→ Work to complete
Single out each line with the word "label" and copy it.

→ Exercise material
++++++

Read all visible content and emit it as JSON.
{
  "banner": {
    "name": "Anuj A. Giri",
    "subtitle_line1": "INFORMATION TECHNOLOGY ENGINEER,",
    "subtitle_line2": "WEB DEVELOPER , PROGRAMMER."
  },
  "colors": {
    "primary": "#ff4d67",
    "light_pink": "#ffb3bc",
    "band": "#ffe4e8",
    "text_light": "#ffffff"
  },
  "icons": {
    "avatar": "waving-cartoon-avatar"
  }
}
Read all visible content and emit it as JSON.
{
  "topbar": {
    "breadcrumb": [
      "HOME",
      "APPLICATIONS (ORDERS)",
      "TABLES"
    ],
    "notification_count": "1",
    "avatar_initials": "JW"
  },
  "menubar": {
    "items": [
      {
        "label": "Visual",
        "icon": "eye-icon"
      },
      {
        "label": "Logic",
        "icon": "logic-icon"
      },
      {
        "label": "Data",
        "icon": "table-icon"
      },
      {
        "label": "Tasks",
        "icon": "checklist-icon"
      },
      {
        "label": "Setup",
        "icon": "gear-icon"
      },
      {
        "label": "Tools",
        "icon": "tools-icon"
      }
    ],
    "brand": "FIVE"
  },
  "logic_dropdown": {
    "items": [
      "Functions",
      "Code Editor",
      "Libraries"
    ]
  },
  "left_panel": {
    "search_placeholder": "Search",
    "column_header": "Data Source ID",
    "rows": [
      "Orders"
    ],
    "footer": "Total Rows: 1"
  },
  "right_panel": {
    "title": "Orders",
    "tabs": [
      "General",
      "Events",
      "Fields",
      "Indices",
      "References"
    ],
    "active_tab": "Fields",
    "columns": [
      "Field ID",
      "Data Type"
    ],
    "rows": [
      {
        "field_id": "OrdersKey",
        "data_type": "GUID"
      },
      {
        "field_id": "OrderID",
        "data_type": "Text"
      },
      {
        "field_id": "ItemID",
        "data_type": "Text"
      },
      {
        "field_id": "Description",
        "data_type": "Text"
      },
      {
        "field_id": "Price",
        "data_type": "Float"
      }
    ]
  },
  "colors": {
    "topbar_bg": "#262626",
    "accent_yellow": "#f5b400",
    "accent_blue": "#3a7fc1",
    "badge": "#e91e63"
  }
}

++++++

→ Result below
        "label": "Visual",
        "label": "Logic",
        "label": "Data",
        "label": "Tasks",
        "label": "Setup",
        "label": "Tools",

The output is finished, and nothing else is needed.